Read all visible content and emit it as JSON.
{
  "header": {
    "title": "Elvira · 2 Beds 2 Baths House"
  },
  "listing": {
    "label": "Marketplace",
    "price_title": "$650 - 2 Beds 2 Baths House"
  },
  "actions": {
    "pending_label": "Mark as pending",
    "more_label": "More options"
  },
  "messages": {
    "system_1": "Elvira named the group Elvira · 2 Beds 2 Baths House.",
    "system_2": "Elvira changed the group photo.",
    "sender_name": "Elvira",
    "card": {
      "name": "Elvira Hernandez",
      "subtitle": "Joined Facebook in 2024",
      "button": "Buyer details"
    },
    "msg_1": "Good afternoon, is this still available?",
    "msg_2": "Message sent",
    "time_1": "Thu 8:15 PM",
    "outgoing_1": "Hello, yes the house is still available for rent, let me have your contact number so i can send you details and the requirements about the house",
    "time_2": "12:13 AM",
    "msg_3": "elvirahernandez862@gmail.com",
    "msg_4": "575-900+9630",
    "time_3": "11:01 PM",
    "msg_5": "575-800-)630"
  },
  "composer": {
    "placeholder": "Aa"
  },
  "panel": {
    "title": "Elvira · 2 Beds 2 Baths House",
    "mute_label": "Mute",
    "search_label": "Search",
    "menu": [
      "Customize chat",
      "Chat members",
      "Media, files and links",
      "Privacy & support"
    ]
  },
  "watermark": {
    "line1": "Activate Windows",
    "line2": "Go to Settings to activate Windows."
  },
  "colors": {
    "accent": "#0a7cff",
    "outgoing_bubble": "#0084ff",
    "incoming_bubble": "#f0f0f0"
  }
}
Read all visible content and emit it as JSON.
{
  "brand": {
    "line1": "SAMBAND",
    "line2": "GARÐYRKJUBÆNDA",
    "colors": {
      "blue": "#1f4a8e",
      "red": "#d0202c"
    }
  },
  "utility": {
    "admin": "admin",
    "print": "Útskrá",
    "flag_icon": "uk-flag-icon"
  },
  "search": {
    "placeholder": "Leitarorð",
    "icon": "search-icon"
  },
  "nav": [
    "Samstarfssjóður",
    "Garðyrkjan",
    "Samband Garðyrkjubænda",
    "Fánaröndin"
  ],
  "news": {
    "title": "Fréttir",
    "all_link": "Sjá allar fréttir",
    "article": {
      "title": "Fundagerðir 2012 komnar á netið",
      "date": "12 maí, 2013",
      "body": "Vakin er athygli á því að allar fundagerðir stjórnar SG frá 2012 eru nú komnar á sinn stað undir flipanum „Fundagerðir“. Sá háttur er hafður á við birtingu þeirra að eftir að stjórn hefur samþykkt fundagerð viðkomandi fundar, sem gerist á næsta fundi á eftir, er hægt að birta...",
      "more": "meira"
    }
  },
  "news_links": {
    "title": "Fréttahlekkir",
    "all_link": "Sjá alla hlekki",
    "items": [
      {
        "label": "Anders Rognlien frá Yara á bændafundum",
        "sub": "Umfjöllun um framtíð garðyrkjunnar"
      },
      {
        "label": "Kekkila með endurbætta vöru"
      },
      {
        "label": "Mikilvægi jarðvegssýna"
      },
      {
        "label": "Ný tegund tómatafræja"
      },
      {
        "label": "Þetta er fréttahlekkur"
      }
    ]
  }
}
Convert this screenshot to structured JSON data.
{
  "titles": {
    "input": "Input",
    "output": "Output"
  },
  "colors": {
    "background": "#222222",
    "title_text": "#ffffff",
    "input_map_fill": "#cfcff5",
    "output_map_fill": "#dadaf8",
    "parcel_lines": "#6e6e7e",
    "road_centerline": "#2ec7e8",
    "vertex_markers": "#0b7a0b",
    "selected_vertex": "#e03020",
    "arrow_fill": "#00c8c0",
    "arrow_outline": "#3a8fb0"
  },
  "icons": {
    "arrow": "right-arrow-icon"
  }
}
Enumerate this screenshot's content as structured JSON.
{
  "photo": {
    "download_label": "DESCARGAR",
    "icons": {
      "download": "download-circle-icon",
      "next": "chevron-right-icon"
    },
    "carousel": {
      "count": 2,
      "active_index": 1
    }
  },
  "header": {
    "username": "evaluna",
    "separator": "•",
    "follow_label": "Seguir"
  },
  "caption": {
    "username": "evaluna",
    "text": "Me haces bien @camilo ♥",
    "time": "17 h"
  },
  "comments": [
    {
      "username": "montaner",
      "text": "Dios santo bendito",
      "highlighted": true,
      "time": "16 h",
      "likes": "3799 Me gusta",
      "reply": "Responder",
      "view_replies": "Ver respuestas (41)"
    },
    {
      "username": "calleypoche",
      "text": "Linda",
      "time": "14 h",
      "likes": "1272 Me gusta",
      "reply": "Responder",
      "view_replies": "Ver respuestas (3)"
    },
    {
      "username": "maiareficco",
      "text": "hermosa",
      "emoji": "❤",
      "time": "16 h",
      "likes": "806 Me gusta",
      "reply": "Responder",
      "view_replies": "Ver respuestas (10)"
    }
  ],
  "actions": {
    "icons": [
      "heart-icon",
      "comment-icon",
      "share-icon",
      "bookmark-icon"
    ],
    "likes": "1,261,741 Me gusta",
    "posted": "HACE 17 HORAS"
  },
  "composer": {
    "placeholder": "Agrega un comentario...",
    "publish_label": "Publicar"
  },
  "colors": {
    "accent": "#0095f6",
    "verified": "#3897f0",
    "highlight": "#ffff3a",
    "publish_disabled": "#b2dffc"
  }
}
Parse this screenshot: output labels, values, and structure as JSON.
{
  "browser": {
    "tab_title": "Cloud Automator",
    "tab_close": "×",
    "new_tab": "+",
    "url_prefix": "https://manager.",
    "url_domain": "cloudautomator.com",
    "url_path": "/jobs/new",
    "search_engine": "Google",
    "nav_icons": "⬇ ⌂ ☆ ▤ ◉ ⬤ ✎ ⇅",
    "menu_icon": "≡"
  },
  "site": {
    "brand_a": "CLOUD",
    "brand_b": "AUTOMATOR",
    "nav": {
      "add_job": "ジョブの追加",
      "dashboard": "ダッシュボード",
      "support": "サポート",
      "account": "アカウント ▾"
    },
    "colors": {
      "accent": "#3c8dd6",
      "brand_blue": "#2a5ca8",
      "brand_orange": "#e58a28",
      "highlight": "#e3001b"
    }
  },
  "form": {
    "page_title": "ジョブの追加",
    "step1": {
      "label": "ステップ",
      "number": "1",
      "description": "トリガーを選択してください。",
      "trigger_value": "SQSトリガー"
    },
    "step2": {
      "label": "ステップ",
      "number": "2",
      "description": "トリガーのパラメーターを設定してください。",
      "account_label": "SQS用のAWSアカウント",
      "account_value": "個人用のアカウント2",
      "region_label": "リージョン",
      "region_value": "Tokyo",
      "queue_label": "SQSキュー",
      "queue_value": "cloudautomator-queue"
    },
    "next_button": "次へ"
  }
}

GIVEN EXERCISE: Type out the whole listing above again, exactly as it stands.

RESULT FOR THIS EXERCISE:
Read all visible content and emit it as JSON.
{
  "header": {
    "title": "Elvira · 2 Beds 2 Baths House"
  },
  "listing": {
    "label": "Marketplace",
    "price_title": "$650 - 2 Beds 2 Baths House"
  },
  "actions": {
    "pending_label": "Mark as pending",
    "more_label": "More options"
  },
  "messages": {
    "system_1": "Elvira named the group Elvira · 2 Beds 2 Baths House.",
    "system_2": "Elvira changed the group photo.",
    "sender_name": "Elvira",
    "card": {
      "name": "Elvira Hernandez",
      "subtitle": "Joined Facebook in 2024",
      "button": "Buyer details"
    },
    "msg_1": "Good afternoon, is this still available?",
    "msg_2": "Message sent",
    "time_1": "Thu 8:15 PM",
    "outgoing_1": "Hello, yes the house is still available for rent, let me have your contact number so i can send you details and the requirements about the house",
    "time_2": "12:13 AM",
    "msg_3": "elvirahernandez862@gmail.com",
    "msg_4": "575-900+9630",
    "time_3": "11:01 PM",
    "msg_5": "575-800-)630"
  },
  "composer": {
    "placeholder": "Aa"
  },
  "panel": {
    "title": "Elvira · 2 Beds 2 Baths House",
    "mute_label": "Mute",
    "search_label": "Search",
    "menu": [
      "Customize chat",
      "Chat members",
      "Media, files and links",
      "Privacy & support"
    ]
  },
  "watermark": {
    "line1": "Activate Windows",
    "line2": "Go to Settings to activate Windows."
  },
  "colors": {
    "accent": "#0a7cff",
    "outgoing_bubble": "#0084ff",
    "incoming_bubble": "#f0f0f0"
  }
}
Read all visible content and emit it as JSON.
{
  "brand": {
    "line1": "SAMBAND",
    "line2": "GARÐYRKJUBÆNDA",
    "colors": {
      "blue": "#1f4a8e",
      "red": "#d0202c"
    }
  },
  "utility": {
    "admin": "admin",
    "print": "Útskrá",
    "flag_icon": "uk-flag-icon"
  },
  "search": {
    "placeholder": "Leitarorð",
    "icon": "search-icon"
  },
  "nav": [
    "Samstarfssjóður",
    "Garðyrkjan",
    "Samband Garðyrkjubænda",
    "Fánaröndin"
  ],
  "news": {
    "title": "Fréttir",
    "all_link": "Sjá allar fréttir",
    "article": {
      "title": "Fundagerðir 2012 komnar á netið",
      "date": "12 maí, 2013",
      "body": "Vakin er athygli á því að allar fundagerðir stjórnar SG frá 2012 eru nú komnar á sinn stað undir flipanum „Fundagerðir“. Sá háttur er hafður á við birtingu þeirra að eftir að stjórn hefur samþykkt fundagerð viðkomandi fundar, sem gerist á næsta fundi á eftir, er hægt að birta...",
      "more": "meira"
    }
  },
  "news_links": {
    "title": "Fréttahlekkir",
    "all_link": "Sjá alla hlekki",
    "items": [
      {
        "label": "Anders Rognlien frá Yara á bændafundum",
        "sub": "Umfjöllun um framtíð garðyrkjunnar"
      },
      {
        "label": "Kekkila með endurbætta vöru"
      },
      {
        "label": "Mikilvægi jarðvegssýna"
      },
      {
        "label": "Ný tegund tómatafræja"
      },
      {
        "label": "Þetta er fréttahlekkur"
      }
    ]
  }
}
Convert this screenshot to structured JSON data.
{
  "titles": {
    "input": "Input",
    "output": "Output"
  },
  "colors": {
    "background": "#222222",
    "title_text": "#ffffff",
    "input_map_fill": "#cfcff5",
    "output_map_fill": "#dadaf8",
    "parcel_lines": "#6e6e7e",
    "road_centerline": "#2ec7e8",
    "vertex_markers": "#0b7a0b",
    "selected_vertex": "#e03020",
    "arrow_fill": "#00c8c0",
    "arrow_outline": "#3a8fb0"
  },
  "icons": {
    "arrow": "right-arrow-icon"
  }
}
Enumerate this screenshot's content as structured JSON.
{
  "photo": {
    "download_label": "DESCARGAR",
    "icons": {
      "download": "download-circle-icon",
      "next": "chevron-right-icon"
    },
    "carousel": {
      "count": 2,
      "active_index": 1
    }
  },
  "header": {
    "username": "evaluna",
    "separator": "•",
    "follow_label": "Seguir"
  },
  "caption": {
    "username": "evaluna",
    "text": "Me haces bien @camilo ♥",
    "time": "17 h"
  },
  "comments": [
    {
      "username": "montaner",
      "text": "Dios santo bendito",
      "highlighted": true,
      "time": "16 h",
      "likes": "3799 Me gusta",
      "reply": "Responder",
      "view_replies": "Ver respuestas (41)"
    },
    {
      "username": "calleypoche",
      "text": "Linda",
      "time": "14 h",
      "likes": "1272 Me gusta",
      "reply": "Responder",
      "view_replies": "Ver respuestas (3)"
    },
    {
      "username": "maiareficco",
      "text": "hermosa",
      "emoji": "❤",
      "time": "16 h",
      "likes": "806 Me gusta",
      "reply": "Responder",
      "view_replies": "Ver respuestas (10)"
    }
  ],
  "actions": {
    "icons": [
      "heart-icon",
      "comment-icon",
      "share-icon",
      "bookmark-icon"
    ],
    "likes": "1,261,741 Me gusta",
    "posted": "HACE 17 HORAS"
  },
  "composer": {
    "placeholder": "Agrega un comentario...",
    "publish_label": "Publicar"
  },
  "colors": {
    "accent": "#0095f6",
    "verified": "#3897f0",
    "highlight": "#ffff3a",
    "publish_disabled": "#b2dffc"
  }
}
Parse this screenshot: output labels, values, and structure as JSON.
{
  "browser": {
    "tab_title": "Cloud Automator",
    "tab_close": "×",
    "new_tab": "+",
    "url_prefix": "https://manager.",
    "url_domain": "cloudautomator.com",
    "url_path": "/jobs/new",
    "search_engine": "Google",
    "nav_icons": "⬇ ⌂ ☆ ▤ ◉ ⬤ ✎ ⇅",
    "menu_icon": "≡"
  },
  "site": {
    "brand_a": "CLOUD",
    "brand_b": "AUTOMATOR",
    "nav": {
      "add_job": "ジョブの追加",
      "dashboard": "ダッシュボード",
      "support": "サポート",
      "account": "アカウント ▾"
    },
    "colors": {
      "accent": "#3c8dd6",
      "brand_blue": "#2a5ca8",
      "brand_orange": "#e58a28",
      "highlight": "#e3001b"
    }
  },
  "form": {
    "page_title": "ジョブの追加",
    "step1": {
      "label": "ステップ",
      "number": "1",
      "description": "トリガーを選択してください。",
      "trigger_value": "SQSトリガー"
    },
    "step2": {
      "label": "ステップ",
      "number": "2",
      "description": "トリガーのパラメーターを設定してください。",
      "account_label": "SQS用のAWSアカウント",
      "account_value": "個人用のアカウント2",
      "region_label": "リージョン",
      "region_value": "Tokyo",
      "queue_label": "SQSキュー",
      "queue_value": "cloudautomator-queue"
    },
    "next_button": "次へ"
  }
}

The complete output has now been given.